Figure contents as structured data
----
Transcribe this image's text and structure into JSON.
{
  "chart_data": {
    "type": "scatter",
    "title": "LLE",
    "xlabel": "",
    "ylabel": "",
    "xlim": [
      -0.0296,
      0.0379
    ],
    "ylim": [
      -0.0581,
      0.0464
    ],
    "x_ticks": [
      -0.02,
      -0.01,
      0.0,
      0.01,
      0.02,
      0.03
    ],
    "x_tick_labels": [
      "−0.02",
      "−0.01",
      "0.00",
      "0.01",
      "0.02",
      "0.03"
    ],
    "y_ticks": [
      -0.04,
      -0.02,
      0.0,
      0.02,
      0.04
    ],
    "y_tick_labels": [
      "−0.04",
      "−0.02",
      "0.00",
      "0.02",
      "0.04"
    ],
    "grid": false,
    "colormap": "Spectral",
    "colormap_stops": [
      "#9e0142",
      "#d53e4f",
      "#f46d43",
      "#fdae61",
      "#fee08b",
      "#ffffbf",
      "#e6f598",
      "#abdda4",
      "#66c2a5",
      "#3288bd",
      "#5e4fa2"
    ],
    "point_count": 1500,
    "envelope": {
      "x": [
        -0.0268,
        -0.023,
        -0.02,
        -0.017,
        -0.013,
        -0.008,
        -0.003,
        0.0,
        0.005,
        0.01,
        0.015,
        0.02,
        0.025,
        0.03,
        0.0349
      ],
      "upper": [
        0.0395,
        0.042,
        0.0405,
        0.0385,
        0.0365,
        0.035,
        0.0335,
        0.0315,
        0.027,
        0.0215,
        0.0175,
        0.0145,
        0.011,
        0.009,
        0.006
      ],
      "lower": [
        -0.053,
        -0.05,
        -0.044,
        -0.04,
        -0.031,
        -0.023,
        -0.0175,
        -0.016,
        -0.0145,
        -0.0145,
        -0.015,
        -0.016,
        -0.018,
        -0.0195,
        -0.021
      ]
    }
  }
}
----
Go through the listing and copy all of it exactly.

Transcribe this image's text and structure into JSON.
{
  "chart_data": {
    "type": "scatter",
    "title": "LLE",
    "xlabel": "",
    "ylabel": "",
    "xlim": [
      -0.0296,
      0.0379
    ],
    "ylim": [
      -0.0581,
      0.0464
    ],
    "x_ticks": [
      -0.02,
      -0.01,
      0.0,
      0.01,
      0.02,
      0.03
    ],
    "x_tick_labels": [
      "−0.02",
      "−0.01",
      "0.00",
      "0.01",
      "0.02",
      "0.03"
    ],
    "y_ticks": [
      -0.04,
      -0.02,
      0.0,
      0.02,
      0.04
    ],
    "y_tick_labels": [
      "−0.04",
      "−0.02",
      "0.00",
      "0.02",
      "0.04"
    ],
    "grid": false,
    "colormap": "Spectral",
    "colormap_stops": [
      "#9e0142",
      "#d53e4f",
      "#f46d43",
      "#fdae61",
      "#fee08b",
      "#ffffbf",
      "#e6f598",
      "#abdda4",
      "#66c2a5",
      "#3288bd",
      "#5e4fa2"
    ],
    "point_count": 1500,
    "envelope": {
      "x": [
        -0.0268,
        -0.023,
        -0.02,
        -0.017,
        -0.013,
        -0.008,
        -0.003,
        0.0,
        0.005,
        0.01,
        0.015,
        0.02,
        0.025,
        0.03,
        0.0349
      ],
      "upper": [
        0.0395,
        0.042,
        0.0405,
        0.0385,
        0.0365,
        0.035,
        0.0335,
        0.0315,
        0.027,
        0.0215,
        0.0175,
        0.0145,
        0.011,
        0.009,
        0.006
      ],
      "lower": [
        -0.053,
        -0.05,
        -0.044,
        -0.04,
        -0.031,
        -0.023,
        -0.0175,
        -0.016,
        -0.0145,
        -0.0145,
        -0.015,
        -0.016,
        -0.018,
        -0.0195,
        -0.021
      ]
    }
  }
}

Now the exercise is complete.